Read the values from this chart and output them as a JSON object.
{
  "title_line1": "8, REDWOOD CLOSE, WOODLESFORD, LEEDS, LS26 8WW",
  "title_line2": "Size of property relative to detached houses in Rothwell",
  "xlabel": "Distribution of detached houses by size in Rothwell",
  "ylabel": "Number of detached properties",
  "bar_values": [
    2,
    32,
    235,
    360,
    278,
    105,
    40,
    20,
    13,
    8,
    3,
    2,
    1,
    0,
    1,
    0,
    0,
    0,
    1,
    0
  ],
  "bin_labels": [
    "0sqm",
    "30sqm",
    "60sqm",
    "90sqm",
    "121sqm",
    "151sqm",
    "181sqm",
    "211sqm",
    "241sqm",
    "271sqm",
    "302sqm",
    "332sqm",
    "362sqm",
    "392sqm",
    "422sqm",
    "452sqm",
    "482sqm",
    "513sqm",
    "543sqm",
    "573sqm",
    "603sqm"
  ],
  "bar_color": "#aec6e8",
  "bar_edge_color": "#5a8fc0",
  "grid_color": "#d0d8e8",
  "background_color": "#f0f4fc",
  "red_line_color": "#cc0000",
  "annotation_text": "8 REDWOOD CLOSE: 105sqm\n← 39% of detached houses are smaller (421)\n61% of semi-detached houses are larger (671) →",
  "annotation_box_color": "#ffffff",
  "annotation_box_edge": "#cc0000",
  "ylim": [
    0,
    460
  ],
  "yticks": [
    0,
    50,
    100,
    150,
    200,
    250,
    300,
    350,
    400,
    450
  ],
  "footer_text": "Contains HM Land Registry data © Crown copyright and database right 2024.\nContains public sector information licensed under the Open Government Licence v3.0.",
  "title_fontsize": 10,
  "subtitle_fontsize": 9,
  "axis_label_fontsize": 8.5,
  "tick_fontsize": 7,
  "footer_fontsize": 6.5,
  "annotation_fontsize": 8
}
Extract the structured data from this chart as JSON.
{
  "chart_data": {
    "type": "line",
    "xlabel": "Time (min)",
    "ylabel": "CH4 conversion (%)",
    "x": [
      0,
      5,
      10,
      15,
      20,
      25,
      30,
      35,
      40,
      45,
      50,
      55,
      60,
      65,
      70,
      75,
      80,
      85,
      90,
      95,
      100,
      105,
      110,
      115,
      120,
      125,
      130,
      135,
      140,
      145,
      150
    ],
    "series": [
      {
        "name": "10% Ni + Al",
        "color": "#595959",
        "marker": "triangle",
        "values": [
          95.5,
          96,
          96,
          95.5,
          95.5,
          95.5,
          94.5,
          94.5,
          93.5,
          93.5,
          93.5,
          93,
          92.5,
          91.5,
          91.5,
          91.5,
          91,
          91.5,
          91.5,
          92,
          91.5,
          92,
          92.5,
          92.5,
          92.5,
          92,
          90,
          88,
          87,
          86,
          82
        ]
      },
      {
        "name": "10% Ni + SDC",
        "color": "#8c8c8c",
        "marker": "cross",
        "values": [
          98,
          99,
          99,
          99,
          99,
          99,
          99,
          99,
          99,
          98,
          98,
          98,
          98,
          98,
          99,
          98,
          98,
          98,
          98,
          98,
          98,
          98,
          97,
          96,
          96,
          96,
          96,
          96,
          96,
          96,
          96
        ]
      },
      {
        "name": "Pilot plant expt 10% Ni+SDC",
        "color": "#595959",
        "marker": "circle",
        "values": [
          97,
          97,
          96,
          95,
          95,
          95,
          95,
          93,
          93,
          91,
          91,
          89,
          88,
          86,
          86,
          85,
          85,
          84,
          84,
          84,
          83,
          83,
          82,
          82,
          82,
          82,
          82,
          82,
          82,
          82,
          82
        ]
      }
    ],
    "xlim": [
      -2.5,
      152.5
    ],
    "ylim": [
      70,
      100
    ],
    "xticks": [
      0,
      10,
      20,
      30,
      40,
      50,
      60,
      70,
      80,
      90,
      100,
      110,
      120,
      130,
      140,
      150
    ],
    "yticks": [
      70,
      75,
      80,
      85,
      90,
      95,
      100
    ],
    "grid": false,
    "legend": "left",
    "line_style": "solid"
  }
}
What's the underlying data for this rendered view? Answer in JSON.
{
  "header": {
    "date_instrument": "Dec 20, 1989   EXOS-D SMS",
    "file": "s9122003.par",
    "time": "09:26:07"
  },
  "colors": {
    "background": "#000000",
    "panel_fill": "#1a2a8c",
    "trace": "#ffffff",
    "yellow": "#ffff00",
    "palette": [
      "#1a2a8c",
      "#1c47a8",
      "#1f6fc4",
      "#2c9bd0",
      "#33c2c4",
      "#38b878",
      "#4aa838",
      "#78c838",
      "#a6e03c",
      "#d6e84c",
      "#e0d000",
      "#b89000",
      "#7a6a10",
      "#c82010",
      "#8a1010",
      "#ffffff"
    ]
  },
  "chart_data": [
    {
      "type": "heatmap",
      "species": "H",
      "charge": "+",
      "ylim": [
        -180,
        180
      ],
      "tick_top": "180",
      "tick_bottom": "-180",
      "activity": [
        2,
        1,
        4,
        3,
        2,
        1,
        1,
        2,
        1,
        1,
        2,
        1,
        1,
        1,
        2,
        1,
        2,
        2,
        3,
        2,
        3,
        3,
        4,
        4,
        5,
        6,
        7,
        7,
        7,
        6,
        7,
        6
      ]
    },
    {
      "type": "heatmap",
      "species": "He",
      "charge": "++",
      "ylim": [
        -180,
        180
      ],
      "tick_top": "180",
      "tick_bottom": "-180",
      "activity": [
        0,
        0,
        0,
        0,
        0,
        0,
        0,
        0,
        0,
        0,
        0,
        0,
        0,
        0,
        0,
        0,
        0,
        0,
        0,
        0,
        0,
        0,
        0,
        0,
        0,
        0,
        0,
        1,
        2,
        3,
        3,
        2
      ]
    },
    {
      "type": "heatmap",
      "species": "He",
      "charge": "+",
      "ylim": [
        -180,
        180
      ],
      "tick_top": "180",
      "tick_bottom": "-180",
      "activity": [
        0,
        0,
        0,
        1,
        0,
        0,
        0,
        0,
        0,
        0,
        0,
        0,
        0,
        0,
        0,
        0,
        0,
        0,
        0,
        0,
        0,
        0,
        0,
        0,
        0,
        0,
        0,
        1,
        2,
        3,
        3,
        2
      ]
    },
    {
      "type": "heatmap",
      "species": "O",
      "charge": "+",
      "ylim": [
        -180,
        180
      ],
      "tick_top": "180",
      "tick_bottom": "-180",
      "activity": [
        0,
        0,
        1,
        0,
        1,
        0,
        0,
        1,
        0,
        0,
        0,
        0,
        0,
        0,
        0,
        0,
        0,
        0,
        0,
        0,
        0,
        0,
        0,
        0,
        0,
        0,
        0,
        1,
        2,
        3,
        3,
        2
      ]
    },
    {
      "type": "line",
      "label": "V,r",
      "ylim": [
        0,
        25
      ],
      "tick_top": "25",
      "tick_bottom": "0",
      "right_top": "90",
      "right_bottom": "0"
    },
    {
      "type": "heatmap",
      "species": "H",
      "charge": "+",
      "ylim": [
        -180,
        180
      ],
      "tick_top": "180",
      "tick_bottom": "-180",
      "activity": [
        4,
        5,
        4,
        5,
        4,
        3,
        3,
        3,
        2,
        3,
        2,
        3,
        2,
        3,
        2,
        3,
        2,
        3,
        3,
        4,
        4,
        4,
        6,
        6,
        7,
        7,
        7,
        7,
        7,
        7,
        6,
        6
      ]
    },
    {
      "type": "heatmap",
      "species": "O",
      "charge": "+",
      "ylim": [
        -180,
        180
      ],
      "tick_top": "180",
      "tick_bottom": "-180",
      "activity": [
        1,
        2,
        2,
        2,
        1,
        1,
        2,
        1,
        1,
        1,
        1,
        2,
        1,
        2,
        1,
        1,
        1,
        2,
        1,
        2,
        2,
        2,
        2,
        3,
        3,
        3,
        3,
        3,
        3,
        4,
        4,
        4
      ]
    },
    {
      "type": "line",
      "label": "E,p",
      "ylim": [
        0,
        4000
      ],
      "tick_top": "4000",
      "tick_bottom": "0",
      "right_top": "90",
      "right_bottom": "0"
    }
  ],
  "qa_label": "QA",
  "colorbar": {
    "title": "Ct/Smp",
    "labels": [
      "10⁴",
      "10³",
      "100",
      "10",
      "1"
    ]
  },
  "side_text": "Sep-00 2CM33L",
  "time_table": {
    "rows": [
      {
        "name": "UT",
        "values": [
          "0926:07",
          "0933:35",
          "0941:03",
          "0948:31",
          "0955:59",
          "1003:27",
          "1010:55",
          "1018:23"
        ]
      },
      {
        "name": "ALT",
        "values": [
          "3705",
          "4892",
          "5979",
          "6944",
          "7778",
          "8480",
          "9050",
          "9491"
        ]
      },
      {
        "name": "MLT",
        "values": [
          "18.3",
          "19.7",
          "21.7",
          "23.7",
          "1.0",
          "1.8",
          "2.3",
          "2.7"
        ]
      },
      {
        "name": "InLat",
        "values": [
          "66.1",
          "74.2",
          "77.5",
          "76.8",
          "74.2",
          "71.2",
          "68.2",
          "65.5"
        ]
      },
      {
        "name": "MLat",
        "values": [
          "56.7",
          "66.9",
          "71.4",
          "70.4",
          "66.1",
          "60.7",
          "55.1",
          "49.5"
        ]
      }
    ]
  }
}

+ + + +

» EXERCISE REQUIREMENTS
Each line with the string "houses" in it needs to be found and copied.

» RESPONSE BELOW
  "title_line2": "Size of property relative to detached houses in Rothwell",
  "xlabel": "Distribution of detached houses by size in Rothwell",
  "annotation_text": "8 REDWOOD CLOSE: 105sqm\n← 39% of detached houses are smaller (421)\n61% of semi-detached houses are larger (671) →",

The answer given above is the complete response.